* Extracted data:
----

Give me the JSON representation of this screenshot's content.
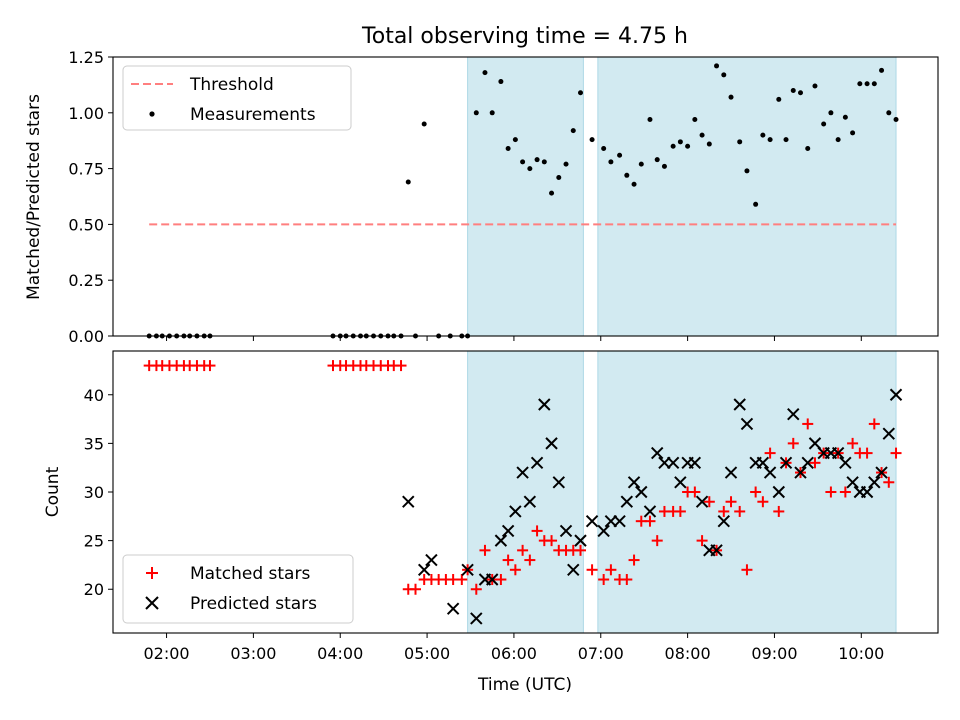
{
  "figure_title": "Total observing time = 4.75 h",
  "chart_data": [
    {
      "type": "scatter",
      "panel": "top",
      "xlabel": "",
      "ylabel": "Matched/Predicted stars",
      "xlim": [
        "01:23",
        "10:53"
      ],
      "ylim": [
        0,
        1.25
      ],
      "yticks": [
        0.0,
        0.25,
        0.5,
        0.75,
        1.0,
        1.25
      ],
      "ytick_labels": [
        "0.00",
        "0.25",
        "0.50",
        "0.75",
        "1.00",
        "1.25"
      ],
      "legend": {
        "position": "top-left",
        "entries": [
          "Threshold",
          "Measurements"
        ]
      },
      "threshold": {
        "name": "Threshold",
        "y": 0.5,
        "x_start": "01:48",
        "x_end": "10:24",
        "color": "#ff7f7f",
        "style": "dashed"
      },
      "shaded_spans": [
        [
          "05:28",
          "06:48"
        ],
        [
          "06:58",
          "10:24"
        ]
      ],
      "shade_color": "#add8e6",
      "series": [
        {
          "name": "Measurements",
          "color": "#000000",
          "x": [
            "01:48",
            "01:53",
            "01:57",
            "02:02",
            "02:07",
            "02:12",
            "02:16",
            "02:21",
            "02:26",
            "02:30",
            "03:55",
            "04:00",
            "04:04",
            "04:09",
            "04:14",
            "04:18",
            "04:23",
            "04:28",
            "04:33",
            "04:37",
            "04:42",
            "04:47",
            "04:52",
            "04:58",
            "05:08",
            "05:16",
            "05:24",
            "05:28",
            "05:34",
            "05:40",
            "05:45",
            "05:51",
            "05:56",
            "06:01",
            "06:06",
            "06:11",
            "06:16",
            "06:21",
            "06:26",
            "06:31",
            "06:36",
            "06:41",
            "06:46",
            "06:54",
            "07:02",
            "07:07",
            "07:13",
            "07:18",
            "07:23",
            "07:28",
            "07:34",
            "07:39",
            "07:44",
            "07:50",
            "07:55",
            "08:00",
            "08:05",
            "08:10",
            "08:15",
            "08:20",
            "08:25",
            "08:30",
            "08:36",
            "08:41",
            "08:47",
            "08:52",
            "08:57",
            "09:03",
            "09:08",
            "09:13",
            "09:18",
            "09:23",
            "09:28",
            "09:34",
            "09:39",
            "09:44",
            "09:49",
            "09:54",
            "09:59",
            "10:04",
            "10:09",
            "10:14",
            "10:19",
            "10:24"
          ],
          "y": [
            0,
            0,
            0,
            0,
            0,
            0,
            0,
            0,
            0,
            0,
            0,
            0,
            0,
            0,
            0,
            0,
            0,
            0,
            0,
            0,
            0,
            0.69,
            0,
            0.95,
            0,
            0,
            0,
            0,
            1.0,
            1.18,
            1.0,
            1.14,
            0.84,
            0.88,
            0.78,
            0.75,
            0.79,
            0.78,
            0.64,
            0.71,
            0.77,
            0.92,
            1.09,
            0.88,
            0.84,
            0.78,
            0.81,
            0.72,
            0.68,
            0.77,
            0.97,
            0.79,
            0.76,
            0.85,
            0.87,
            0.85,
            0.97,
            0.9,
            0.86,
            1.21,
            1.17,
            1.07,
            0.87,
            0.74,
            0.59,
            0.9,
            0.88,
            1.06,
            0.88,
            1.1,
            1.09,
            0.84,
            1.12,
            0.95,
            1.0,
            0.88,
            0.98,
            0.91,
            1.13,
            1.13,
            1.13,
            1.19,
            1.0,
            0.97
          ]
        }
      ]
    },
    {
      "type": "scatter",
      "panel": "bottom",
      "xlabel": "Time (UTC)",
      "ylabel": "Count",
      "xlim": [
        "01:23",
        "10:53"
      ],
      "ylim": [
        15.5,
        44.5
      ],
      "yticks": [
        20,
        25,
        30,
        35,
        40
      ],
      "ytick_labels": [
        "20",
        "25",
        "30",
        "35",
        "40"
      ],
      "xticks": [
        "02:00",
        "03:00",
        "04:00",
        "05:00",
        "06:00",
        "07:00",
        "08:00",
        "09:00",
        "10:00"
      ],
      "legend": {
        "position": "bottom-left",
        "entries": [
          "Matched stars",
          "Predicted stars"
        ]
      },
      "shaded_spans": [
        [
          "05:28",
          "06:48"
        ],
        [
          "06:58",
          "10:24"
        ]
      ],
      "shade_color": "#add8e6",
      "series": [
        {
          "name": "Matched stars",
          "marker": "plus",
          "color": "#ff0000",
          "x": [
            "01:48",
            "01:53",
            "01:57",
            "02:02",
            "02:07",
            "02:12",
            "02:16",
            "02:21",
            "02:26",
            "02:30",
            "03:55",
            "04:00",
            "04:04",
            "04:09",
            "04:14",
            "04:18",
            "04:23",
            "04:28",
            "04:33",
            "04:37",
            "04:42",
            "04:47",
            "04:52",
            "04:58",
            "05:03",
            "05:08",
            "05:13",
            "05:18",
            "05:24",
            "05:28",
            "05:34",
            "05:40",
            "05:45",
            "05:51",
            "05:56",
            "06:01",
            "06:06",
            "06:11",
            "06:16",
            "06:21",
            "06:26",
            "06:31",
            "06:36",
            "06:41",
            "06:46",
            "06:54",
            "07:02",
            "07:07",
            "07:13",
            "07:18",
            "07:23",
            "07:28",
            "07:34",
            "07:39",
            "07:44",
            "07:50",
            "07:55",
            "08:00",
            "08:05",
            "08:10",
            "08:15",
            "08:20",
            "08:25",
            "08:30",
            "08:36",
            "08:41",
            "08:47",
            "08:52",
            "08:57",
            "09:03",
            "09:08",
            "09:13",
            "09:18",
            "09:23",
            "09:28",
            "09:34",
            "09:39",
            "09:44",
            "09:49",
            "09:54",
            "09:59",
            "10:04",
            "10:09",
            "10:14",
            "10:19",
            "10:24"
          ],
          "y": [
            43,
            43,
            43,
            43,
            43,
            43,
            43,
            43,
            43,
            43,
            43,
            43,
            43,
            43,
            43,
            43,
            43,
            43,
            43,
            43,
            43,
            20,
            20,
            21,
            21,
            21,
            21,
            21,
            21,
            22,
            20,
            24,
            21,
            21,
            23,
            22,
            24,
            23,
            26,
            25,
            25,
            24,
            24,
            24,
            24,
            22,
            21,
            22,
            21,
            21,
            23,
            27,
            27,
            25,
            28,
            28,
            28,
            30,
            30,
            25,
            29,
            24,
            28,
            29,
            28,
            22,
            30,
            29,
            34,
            28,
            33,
            35,
            32,
            37,
            33,
            34,
            30,
            34,
            30,
            35,
            34,
            34,
            37,
            32,
            31,
            34
          ]
        },
        {
          "name": "Predicted stars",
          "marker": "x",
          "color": "#000000",
          "x": [
            "04:47",
            "04:58",
            "05:03",
            "05:18",
            "05:28",
            "05:34",
            "05:40",
            "05:45",
            "05:51",
            "05:56",
            "06:01",
            "06:06",
            "06:11",
            "06:16",
            "06:21",
            "06:26",
            "06:31",
            "06:36",
            "06:41",
            "06:46",
            "06:54",
            "07:02",
            "07:07",
            "07:13",
            "07:18",
            "07:23",
            "07:28",
            "07:34",
            "07:39",
            "07:44",
            "07:50",
            "07:55",
            "08:00",
            "08:05",
            "08:10",
            "08:15",
            "08:20",
            "08:25",
            "08:30",
            "08:36",
            "08:41",
            "08:47",
            "08:52",
            "08:57",
            "09:03",
            "09:08",
            "09:13",
            "09:18",
            "09:23",
            "09:28",
            "09:34",
            "09:39",
            "09:44",
            "09:49",
            "09:54",
            "09:59",
            "10:04",
            "10:09",
            "10:14",
            "10:19",
            "10:24"
          ],
          "y": [
            29,
            22,
            23,
            18,
            22,
            17,
            21,
            21,
            25,
            26,
            28,
            32,
            29,
            33,
            39,
            35,
            31,
            26,
            22,
            25,
            27,
            26,
            27,
            27,
            29,
            31,
            30,
            28,
            34,
            33,
            33,
            31,
            33,
            33,
            29,
            24,
            24,
            27,
            32,
            39,
            37,
            33,
            33,
            32,
            30,
            33,
            38,
            32,
            33,
            35,
            34,
            34,
            34,
            33,
            31,
            30,
            30,
            31,
            32,
            36,
            40
          ]
        }
      ]
    }
  ]
}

----

* Written exercise:
Above are some records. Count the lines among them with the word "Matched", and answer with the number only.

* Result of the task:
3